● Written task: Continue the article below on the Austrian Supreme Court's ruling about authorizing an agent to enter into an arbitration agreement, starting right after its final sentence.

● Supplied passage:
•••
In its decision 6 Ob 195/17w dated 17 January 2018, the Austrian Supreme Court decided that the form requirements for an arbitration agreement also apply to the authorisation to an agent to enter into an arbitration agreement (or a contract containing an arbitration agreement).

I. Stopping the movement towards a liberalisation of form requirements

Austria is among the few countries requiring a special type of authorisation to enter into an arbitration agreement (“Spezialvollmacht”) which must also be in writing. Since the revision of the Austrian Commercial Code (“ACC”) in July 2007, the legislature decided to drop the requirement of a special authorisation when it comes to the (i) power of procuration (“Prokura”) and (ii) general corporate authorisation. They are now deemed to implicitly encompass the authorisation to enter into an arbitration agreement, unless provided differently. This legislative change aimed at finally harmonising the requirements for concluding the contract which includes the arbitration agreement with those of the arbitration agreement itself, in order to avoid the unwanted situation where the contract was validly concluded whereas the arbitration agreement was not. However, the question remained whether, despite removing the requirement for such separate special authorisation within the mentioned context of the ACC, the authorisation was still subject to a written form requirement. Whether the authorisation must take the same form as the act for which it is intended will, in principle, depend on the purpose of the respective form requirement.

Historically, the written form requirement for the arbitration agreement (and the respective authorisation) served both an evidentiary and a warning function, to protect the parties from waiving access to judicial remedies lightly. The 2006 reform of the Austrian arbitration law loosened this strict writing requirement with the adoption of section 583(1) of the Austrian Code of Civil Procedure (“ACCP”): E-mail correspondence or other means of correspondence exchanged between the parties are now deemed to satisfy the writing requirement as long as they provide “proof of the agreement”. According to the prevailing view, these “new” and less stringent forms of the writing requirement would hardly carry a cautionary effect anymore. Hence, the previously advocated warning function of the provision has arguably lost its significance.

Furthermore, when it comes to international business transactions between commercial parties, arbitration as a dispute resolution mechanism can be said to have become the rule as opposed to the exception. Parties often want to avoid ending up before national courts where proceedings could be overly long and additional uncertainties might exist. Therefore, the warning function has to a large extent lost its purpose. However, despite these clear trends of moving away from the historical warning function of the writing requirement, the Supreme Court took a protective stance and decided to continue embracing it.

II. The Supreme Court’s conservative approach

In essence, the facts of case 6 Ob 195/17w are as follows: The respondents in the case were partners in buying and developing real estate with the help of contractors. For one of their properties, respondent A orally gave respondent B the authorisation to manage the development in both their names with the contractor. Accordingly, respondent B signed a contract with the claimant on his and respondent A’s behalf, which included an arbitration agreement.

When a dispute arose, the claimant commenced proceedings before the Austrian courts, claiming compensation. In response, the respondents raised a jurisdictional objection in favour of arbitration due to the arbitration agreement contained in the contract between the claimant and respondents. The issue before the Supreme Court was whether a valid arbitration agreement had formed between the parties.

The Supreme Court decided that an arbitration agreement was only validly concluded if the authorisation to an agent followed the same form requirements as those imposed on the arbitration agreement by section 583(1) ACCP. Hence, even in a commercial context, an authorisation that was given only orally would not suffice. It held that the arbitration agreement had therefore not been validly concluded between claimant and respondent A, the effect of which, according to Austrian case law, also extended to respondent B.
•••
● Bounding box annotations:
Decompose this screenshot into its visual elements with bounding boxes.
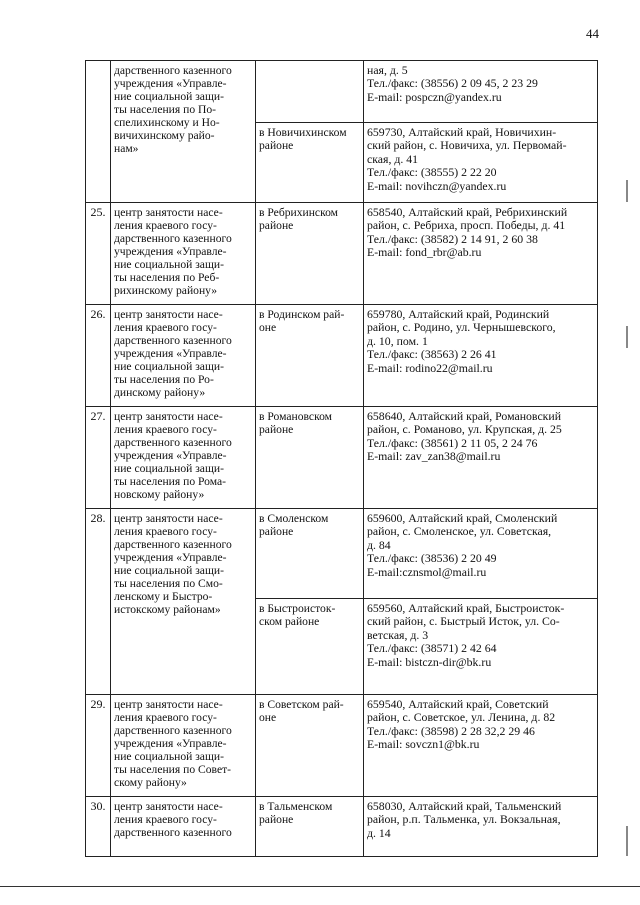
row-number: 30. — [86, 797, 111, 857]
organization-name — [111, 407, 256, 509]
address-line: E-mail: rodino22@mail.ru — [367, 360, 493, 375]
address-line: 659560, Алтайский край, Быстроисток- — [367, 601, 565, 615]
address-line: 658540, Алтайский край, Ребрихинский — [367, 205, 568, 219]
address-line: Тел./факс: (38555) 2 22 20 — [367, 165, 497, 180]
organization-line: ние социальной защи- — [114, 360, 224, 373]
address-line: район, с. Родино, ул. Чернышевского, — [367, 320, 556, 335]
row-number: 26. — [86, 305, 111, 407]
address-line: E-mail: zav_zan38@mail.ru — [367, 449, 501, 464]
contact-address — [364, 407, 598, 509]
organization-line: ние социальной защи- — [114, 564, 224, 577]
address-line: 659730, Алтайский край, Новичихин- — [367, 125, 557, 139]
district-location — [256, 203, 364, 305]
organization-name — [111, 203, 256, 305]
district-location — [256, 695, 364, 797]
address-line: район, с. Ребриха, просп. Победы, д. 41 — [367, 218, 566, 233]
district-line: оне — [259, 711, 277, 724]
contact-address — [364, 695, 598, 797]
organization-line: дарственного казенного — [114, 826, 232, 839]
organization-line: центр занятости насе- — [114, 410, 223, 423]
row-number: 27. — [86, 407, 111, 509]
table-row — [86, 305, 598, 407]
table-row — [86, 203, 598, 305]
organization-line: ления краевого госу- — [114, 219, 217, 232]
contact-address — [364, 599, 598, 695]
organization-line: дарственного казенного — [114, 64, 232, 77]
address-line: 659780, Алтайский край, Родинский — [367, 307, 550, 321]
organization-line: ления краевого госу- — [114, 711, 217, 724]
contact-address — [364, 797, 598, 857]
address-line: Тел./факс: (38582) 2 14 91, 2 60 38 — [367, 231, 538, 246]
page-number: 44 — [586, 26, 599, 41]
organization-line: ние социальной защи- — [114, 258, 224, 271]
employment-centers-table — [85, 60, 598, 857]
district-location — [256, 305, 364, 407]
organization-line: истокскому районам» — [114, 603, 221, 616]
district-line: в Ребрихинском — [259, 206, 339, 219]
contact-address — [364, 305, 598, 407]
organization-line: ние социальной защи- — [114, 90, 224, 103]
organization-line: ления краевого госу- — [114, 321, 217, 334]
district-location — [256, 407, 364, 509]
organization-line: центр занятости насе- — [114, 206, 223, 219]
organization-line: новскому району» — [114, 488, 205, 501]
organization-line: ние социальной защи- — [114, 750, 224, 763]
organization-line: ты населения по Ро- — [114, 373, 214, 386]
organization-line: учреждения «Управле- — [114, 449, 227, 462]
district-location — [256, 599, 364, 695]
organization-line: учреждения «Управле- — [114, 347, 227, 360]
address-line: район, р.п. Тальменка, ул. Вокзальная, — [367, 812, 561, 827]
organization-line: ленскому и Быстро- — [114, 590, 213, 603]
organization-line: нам» — [114, 142, 139, 155]
district-line: в Новичихинском — [259, 126, 347, 139]
organization-line: дарственного казенного — [114, 538, 232, 551]
address-line: E-mail:cznsmol@mail.ru — [367, 564, 487, 579]
contact-address — [364, 61, 598, 123]
table-row — [86, 407, 598, 509]
address-line: Тел./факс: (38556) 2 09 45, 2 23 29 — [367, 76, 538, 91]
table-row — [86, 61, 598, 123]
address-line: E-mail: bistczn-dir@bk.ru — [367, 654, 492, 669]
contact-address — [364, 203, 598, 305]
organization-line: ние социальной защи- — [114, 462, 224, 475]
address-line: 659600, Алтайский край, Смоленский — [367, 511, 558, 525]
scan-edge-mark — [626, 180, 628, 202]
organization-name — [111, 509, 256, 695]
district-line: районе — [259, 423, 294, 436]
address-line: район, с. Романово, ул. Крупская, д. 25 — [367, 422, 562, 437]
organization-line: дарственного казенного — [114, 724, 232, 737]
organization-line: скому району» — [114, 776, 187, 789]
district-line: в Тальменском — [259, 800, 333, 813]
organization-line: центр занятости насе- — [114, 512, 223, 525]
address-line: Тел./факс: (38536) 2 20 49 — [367, 551, 497, 566]
district-line: в Советском рай- — [259, 698, 344, 711]
address-line: ская, д. 41 — [367, 151, 419, 166]
address-line: E-mail: pospczn@yandex.ru — [367, 89, 502, 104]
organization-line: ты населения по Совет- — [114, 763, 232, 776]
row-number: 29. — [86, 695, 111, 797]
district-line: районе — [259, 219, 294, 232]
address-line: д. 14 — [367, 825, 391, 840]
organization-line: учреждения «Управле- — [114, 77, 227, 90]
organization-line: центр занятости насе- — [114, 698, 223, 711]
district-location — [256, 123, 364, 203]
organization-line: спелихинскому и Но- — [114, 116, 220, 129]
table-row — [86, 509, 598, 599]
district-location — [256, 509, 364, 599]
district-line: в Быстроисток- — [259, 602, 336, 615]
address-line: Тел./факс: (38571) 2 42 64 — [367, 641, 497, 656]
organization-line: учреждения «Управле- — [114, 551, 227, 564]
table-row — [86, 797, 598, 857]
organization-line: ления краевого госу- — [114, 525, 217, 538]
address-line: д. 84 — [367, 537, 391, 552]
address-line: ная, д. 5 — [367, 63, 408, 77]
district-line: в Родинском рай- — [259, 308, 345, 321]
address-line: Тел./факс: (38598) 2 28 32,2 29 46 — [367, 723, 535, 738]
address-line: д. 10, пом. 1 — [367, 333, 428, 348]
district-location — [256, 797, 364, 857]
row-number — [86, 61, 111, 203]
district-line: районе — [259, 525, 294, 538]
address-line: район, с. Смоленское, ул. Советская, — [367, 524, 552, 539]
address-line: 658640, Алтайский край, Романовский — [367, 409, 562, 423]
organization-line: центр занятости насе- — [114, 308, 223, 321]
organization-name — [111, 797, 256, 857]
district-line: оне — [259, 321, 277, 334]
district-line: в Смоленском — [259, 512, 329, 525]
contact-address — [364, 123, 598, 203]
organization-name — [111, 305, 256, 407]
district-line: ском районе — [259, 615, 320, 628]
organization-line: динскому району» — [114, 386, 206, 399]
organization-line: ты населения по Смо- — [114, 577, 223, 590]
organization-line: дарственного казенного — [114, 436, 232, 449]
organization-line: учреждения «Управле- — [114, 245, 227, 258]
district-line: районе — [259, 813, 294, 826]
row-number: 25. — [86, 203, 111, 305]
address-line: ветская, д. 3 — [367, 627, 429, 642]
organization-line: вичихинскому райо- — [114, 129, 215, 142]
organization-line: ления краевого госу- — [114, 423, 217, 436]
organization-line: рихинскому району» — [114, 284, 218, 297]
address-line: 658030, Алтайский край, Тальменский — [367, 799, 562, 813]
address-line: 659540, Алтайский край, Советский — [367, 697, 549, 711]
district-line: в Романовском — [259, 410, 333, 423]
address-line: район, с. Советское, ул. Ленина, д. 82 — [367, 710, 556, 725]
address-line: Тел./факс: (38561) 2 11 05, 2 24 76 — [367, 435, 538, 450]
organization-line: ты населения по По- — [114, 103, 217, 116]
scan-edge-mark — [626, 326, 628, 348]
address-line: ский район, с. Быстрый Исток, ул. Со- — [367, 614, 560, 629]
scan-edge-mark — [626, 826, 628, 856]
address-line: ский район, с. Новичиха, ул. Первомай- — [367, 138, 567, 153]
bottom-rule — [0, 886, 640, 887]
organization-line: центр занятости насе- — [114, 800, 223, 813]
row-number: 28. — [86, 509, 111, 695]
address-line: E-mail: novihczn@yandex.ru — [367, 178, 507, 193]
district-line: районе — [259, 139, 294, 152]
table-row — [86, 695, 598, 797]
organization-line: учреждения «Управле- — [114, 737, 227, 750]
organization-line: дарственного казенного — [114, 232, 232, 245]
organization-line: ты населения по Реб- — [114, 271, 220, 284]
address-line: Тел./факс: (38563) 2 26 41 — [367, 347, 497, 362]
organization-name — [111, 61, 256, 203]
district-location — [256, 61, 364, 123]
contact-address — [364, 509, 598, 599]
address-line: E-mail: fond_rbr@ab.ru — [367, 245, 482, 260]
organization-line: ты населения по Рома- — [114, 475, 227, 488]
organization-line: ления краевого госу- — [114, 813, 217, 826]
address-line: E-mail: sovczn1@bk.ru — [367, 737, 480, 752]
organization-line: дарственного казенного — [114, 334, 232, 347]
organization-name — [111, 695, 256, 797]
•••
● Answer for this exercise:
The Supreme Court gave two main reasons for its decision to tie the form requirements for the arbitration agreement to the authorisation to an agent to conclude such an agreement: First, it made reference to the draft bill of section 583. In particular, during the revision of section 583, the draft bill included an express provision that the form requirements for the arbitration agreement would not apply to the authorisation to enter into an arbitration agreement. However, this addition was eventually removed so that the law in its final form did not include such clarification. Hence, although it was considered to explicitly exclude the form requirements of section 583 for the authorisation to enter into an arbitration agreement, the legislature decided not to adopt it.

Second, it explained the historical function of the written form requirement. Keeping the previous version of section 583 ACCP in mind, the Supreme Court discussed at length how the writing requirement mainly served the purpose to ensure that parties do not light-heartedly abandon their right to access judicial remedies. This, it held, was a valid reason which ought to be maintained even post-revision. The Supreme Court explained that by entering into an arbitration agreement, the parties waived their rights of having access to national courts, which gravely limited their possibility of appeal, and thus, their judicial remedy.

Accordingly, the writing requirement not only served an evidentiary but also a warning function which extends to the authorisation. Although the revision of the Commercial Code removed the requirement for a special authorisation to enter into an arbitration agreement in a commercial context, it did not pronounce itself on form requirements. The Court concluded that it was not possible to simply deduce that by removing the special authorisation, the legislature also aimed at adopting the same form requirements for the corporate authorisation as those for the main contract. Therefore, even within a commercial context, the authorisation to enter into an arbitration agreement had to be in writing in accordance with section 583(1) in order to serve the said warning function.

This decision is a considerable step backwards from the progress of easing the form requirements for entering into an arbitration agreement in a commercial context. Although no additional special authorisation is required, an authorisation to enter into a contract containing an arbitration agreement must still be in writing, even if the contract would otherwise not require such specific form.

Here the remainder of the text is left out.